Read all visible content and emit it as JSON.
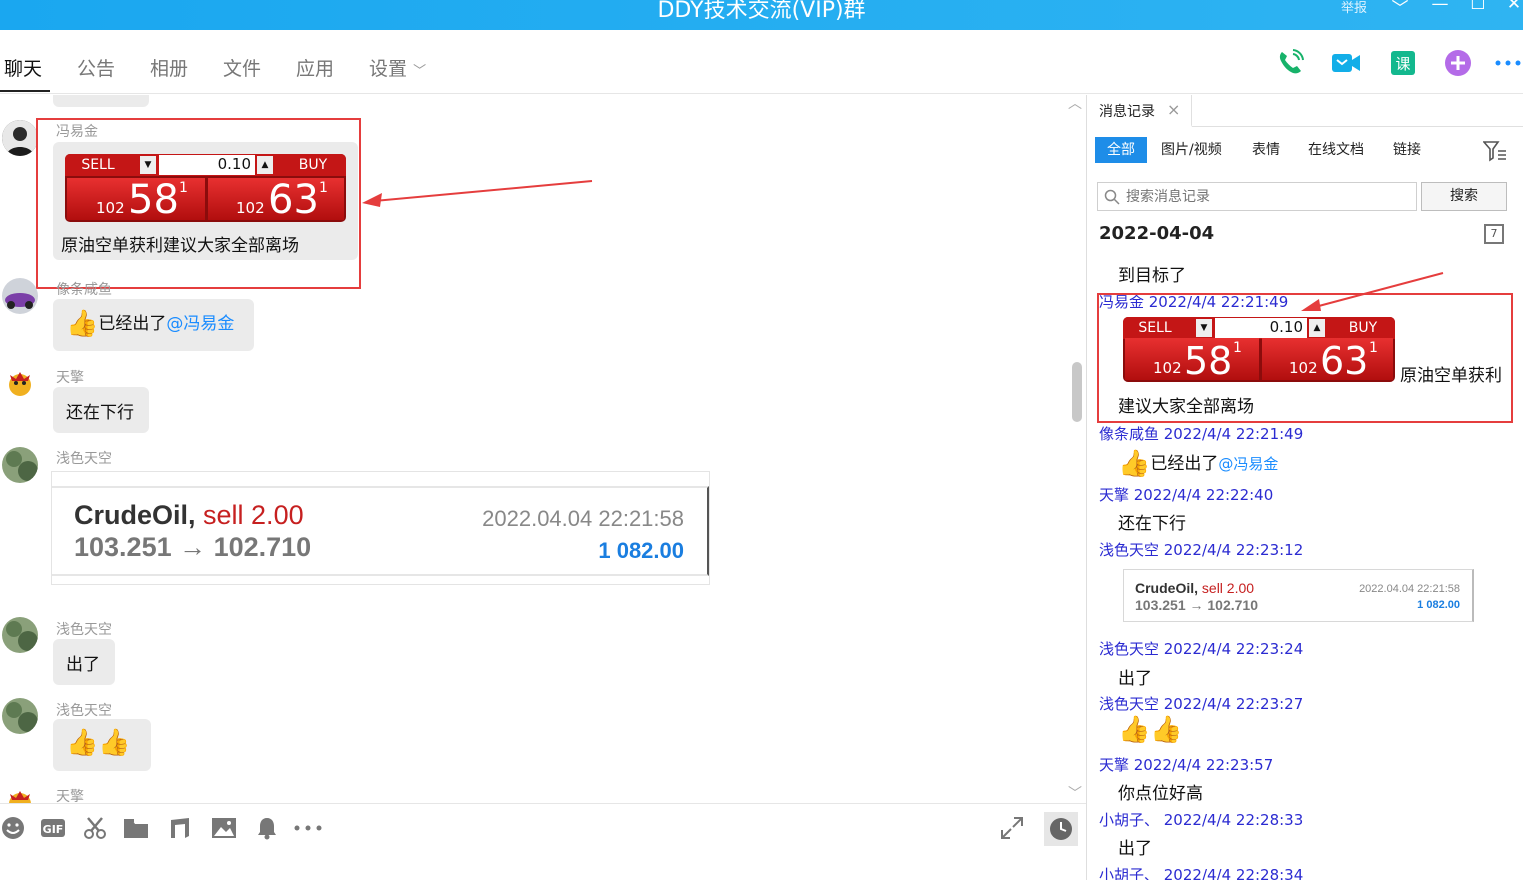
{
  "window": {
    "title": "DDY技术交流(VIP)群",
    "report_label": "举报",
    "minimize_glyph": "—",
    "restore_glyph": "☐",
    "close_glyph": "✕",
    "dropdown_glyph": "﹀"
  },
  "tabs": [
    {
      "label": "聊天",
      "active": true
    },
    {
      "label": "公告"
    },
    {
      "label": "相册"
    },
    {
      "label": "文件"
    },
    {
      "label": "应用"
    },
    {
      "label": "设置"
    }
  ],
  "tab_settings_chevron": "﹀",
  "header_icons": [
    "phone-icon",
    "video-icon",
    "course-icon",
    "add-app-icon",
    "more-icon"
  ],
  "chat": {
    "messages": [
      {
        "sender": "冯易金",
        "ticket": {
          "sell": "SELL",
          "buy": "BUY",
          "quantity": "0.10",
          "bid_prefix": "102",
          "bid_main": "58",
          "bid_sup": "1",
          "ask_prefix": "102",
          "ask_main": "63",
          "ask_sup": "1"
        },
        "text": "原油空单获利建议大家全部离场"
      },
      {
        "sender": "像条咸鱼",
        "text": "已经出了",
        "mention": "@冯易金"
      },
      {
        "sender": "天擎",
        "text": "还在下行"
      },
      {
        "sender": "浅色天空",
        "card": {
          "symbol": "CrudeOil,",
          "side": "sell 2.00",
          "prices": "103.251 → 102.710",
          "datetime": "2022.04.04 22:21:58",
          "profit": "1 082.00"
        }
      },
      {
        "sender": "浅色天空",
        "text": "出了"
      },
      {
        "sender": "浅色天空",
        "thumbs": 2
      },
      {
        "sender": "天擎"
      }
    ],
    "scroll_top_glyph": "︿",
    "scroll_bottom_glyph": "﹀"
  },
  "toolbar_icons": [
    "emoji-icon",
    "gif-icon",
    "scissors-icon",
    "folder-icon",
    "music-icon",
    "image-icon",
    "bell-icon",
    "more-icon"
  ],
  "toolbar_right_icons": [
    "expand-icon",
    "history-icon"
  ],
  "history": {
    "tab_label": "消息记录",
    "tab_close": "×",
    "filters": [
      "全部",
      "图片/视频",
      "表情",
      "在线文档",
      "链接"
    ],
    "search_placeholder": "搜索消息记录",
    "search_button": "搜索",
    "date": "2022-04-04",
    "calendar_day": "7",
    "records": [
      {
        "text": "到目标了"
      },
      {
        "meta": "冯易金 2022/4/4 22:21:49",
        "ticket": {
          "sell": "SELL",
          "buy": "BUY",
          "quantity": "0.10",
          "bid_prefix": "102",
          "bid_main": "58",
          "bid_sup": "1",
          "ask_prefix": "102",
          "ask_main": "63",
          "ask_sup": "1"
        },
        "text_inline": "原油空单获利",
        "text": "建议大家全部离场"
      },
      {
        "meta": "像条咸鱼 2022/4/4 22:21:49",
        "text": "已经出了",
        "mention": "@冯易金"
      },
      {
        "meta": "天擎 2022/4/4 22:22:40",
        "text": "还在下行"
      },
      {
        "meta": "浅色天空 2022/4/4 22:23:12",
        "card": {
          "symbol": "CrudeOil,",
          "side": "sell 2.00",
          "prices": "103.251 → 102.710",
          "datetime": "2022.04.04 22:21:58",
          "profit": "1 082.00"
        }
      },
      {
        "meta": "浅色天空 2022/4/4 22:23:24",
        "text": "出了"
      },
      {
        "meta": "浅色天空 2022/4/4 22:23:27",
        "thumbs": 2
      },
      {
        "meta": "天擎 2022/4/4 22:23:57",
        "text": "你点位好高"
      },
      {
        "meta": "小胡子、 2022/4/4 22:28:33",
        "text": "出了"
      },
      {
        "meta": "小胡子、 2022/4/4 22:28:34"
      }
    ]
  },
  "colors": {
    "titlebar": "#1aa7f0",
    "highlight_box": "#e53d3d",
    "mention": "#1a8cff",
    "history_meta": "#2b2bd1",
    "active_filter": "#1e8de8",
    "ticket_red": "#c41616"
  }
}
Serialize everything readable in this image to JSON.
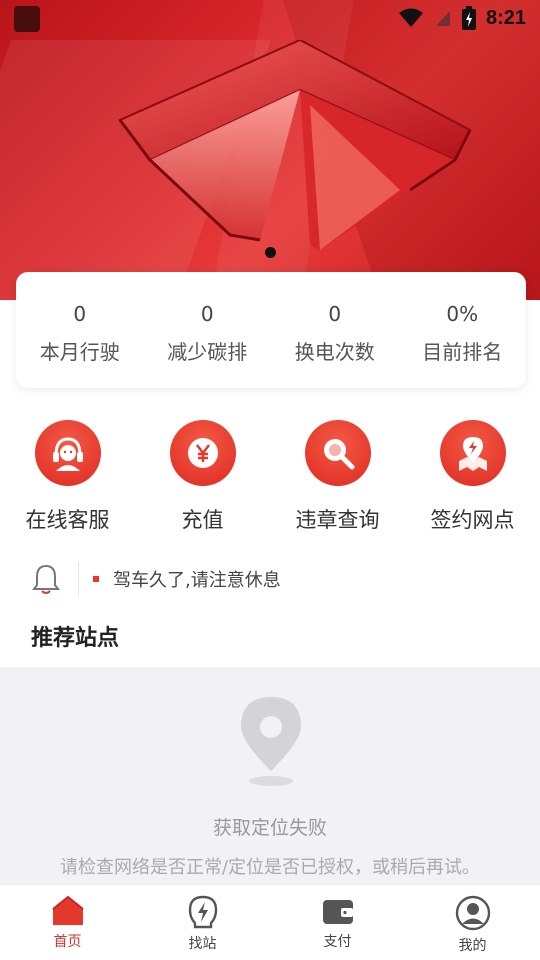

--- EXERCISE ---
Repeat each entry above word for word, leaving every picture out.

--- WRITTEN RESPONSE ---
Read all visible content and emit it as JSON.
{
  "window": {
    "title": "DDY技术交流(VIP)群",
    "report_label": "举报",
    "minimize_glyph": "—",
    "restore_glyph": "☐",
    "close_glyph": "✕",
    "dropdown_glyph": "﹀"
  },
  "tabs": [
    {
      "label": "聊天",
      "active": true
    },
    {
      "label": "公告"
    },
    {
      "label": "相册"
    },
    {
      "label": "文件"
    },
    {
      "label": "应用"
    },
    {
      "label": "设置"
    }
  ],
  "tab_settings_chevron": "﹀",
  "header_icons": [
    "phone-icon",
    "video-icon",
    "course-icon",
    "add-app-icon",
    "more-icon"
  ],
  "chat": {
    "messages": [
      {
        "sender": "冯易金",
        "ticket": {
          "sell": "SELL",
          "buy": "BUY",
          "quantity": "0.10",
          "bid_prefix": "102",
          "bid_main": "58",
          "bid_sup": "1",
          "ask_prefix": "102",
          "ask_main": "63",
          "ask_sup": "1"
        },
        "text": "原油空单获利建议大家全部离场"
      },
      {
        "sender": "像条咸鱼",
        "text": "已经出了",
        "mention": "@冯易金"
      },
      {
        "sender": "天擎",
        "text": "还在下行"
      },
      {
        "sender": "浅色天空",
        "card": {
          "symbol": "CrudeOil,",
          "side": "sell 2.00",
          "prices": "103.251 → 102.710",
          "datetime": "2022.04.04 22:21:58",
          "profit": "1 082.00"
        }
      },
      {
        "sender": "浅色天空",
        "text": "出了"
      },
      {
        "sender": "浅色天空",
        "thumbs": 2
      },
      {
        "sender": "天擎"
      }
    ],
    "scroll_top_glyph": "︿",
    "scroll_bottom_glyph": "﹀"
  },
  "toolbar_icons": [
    "emoji-icon",
    "gif-icon",
    "scissors-icon",
    "folder-icon",
    "music-icon",
    "image-icon",
    "bell-icon",
    "more-icon"
  ],
  "toolbar_right_icons": [
    "expand-icon",
    "history-icon"
  ],
  "history": {
    "tab_label": "消息记录",
    "tab_close": "×",
    "filters": [
      "全部",
      "图片/视频",
      "表情",
      "在线文档",
      "链接"
    ],
    "search_placeholder": "搜索消息记录",
    "search_button": "搜索",
    "date": "2022-04-04",
    "calendar_day": "7",
    "records": [
      {
        "text": "到目标了"
      },
      {
        "meta": "冯易金 2022/4/4 22:21:49",
        "ticket": {
          "sell": "SELL",
          "buy": "BUY",
          "quantity": "0.10",
          "bid_prefix": "102",
          "bid_main": "58",
          "bid_sup": "1",
          "ask_prefix": "102",
          "ask_main": "63",
          "ask_sup": "1"
        },
        "text_inline": "原油空单获利",
        "text": "建议大家全部离场"
      },
      {
        "meta": "像条咸鱼 2022/4/4 22:21:49",
        "text": "已经出了",
        "mention": "@冯易金"
      },
      {
        "meta": "天擎 2022/4/4 22:22:40",
        "text": "还在下行"
      },
      {
        "meta": "浅色天空 2022/4/4 22:23:12",
        "card": {
          "symbol": "CrudeOil,",
          "side": "sell 2.00",
          "prices": "103.251 → 102.710",
          "datetime": "2022.04.04 22:21:58",
          "profit": "1 082.00"
        }
      },
      {
        "meta": "浅色天空 2022/4/4 22:23:24",
        "text": "出了"
      },
      {
        "meta": "浅色天空 2022/4/4 22:23:27",
        "thumbs": 2
      },
      {
        "meta": "天擎 2022/4/4 22:23:57",
        "text": "你点位好高"
      },
      {
        "meta": "小胡子、 2022/4/4 22:28:33",
        "text": "出了"
      },
      {
        "meta": "小胡子、 2022/4/4 22:28:34"
      }
    ]
  },
  "colors": {
    "titlebar": "#1aa7f0",
    "highlight_box": "#e53d3d",
    "mention": "#1a8cff",
    "history_meta": "#2b2bd1",
    "active_filter": "#1e8de8",
    "ticket_red": "#c41616"
  }
}
Serialize everything readable in this image to JSON.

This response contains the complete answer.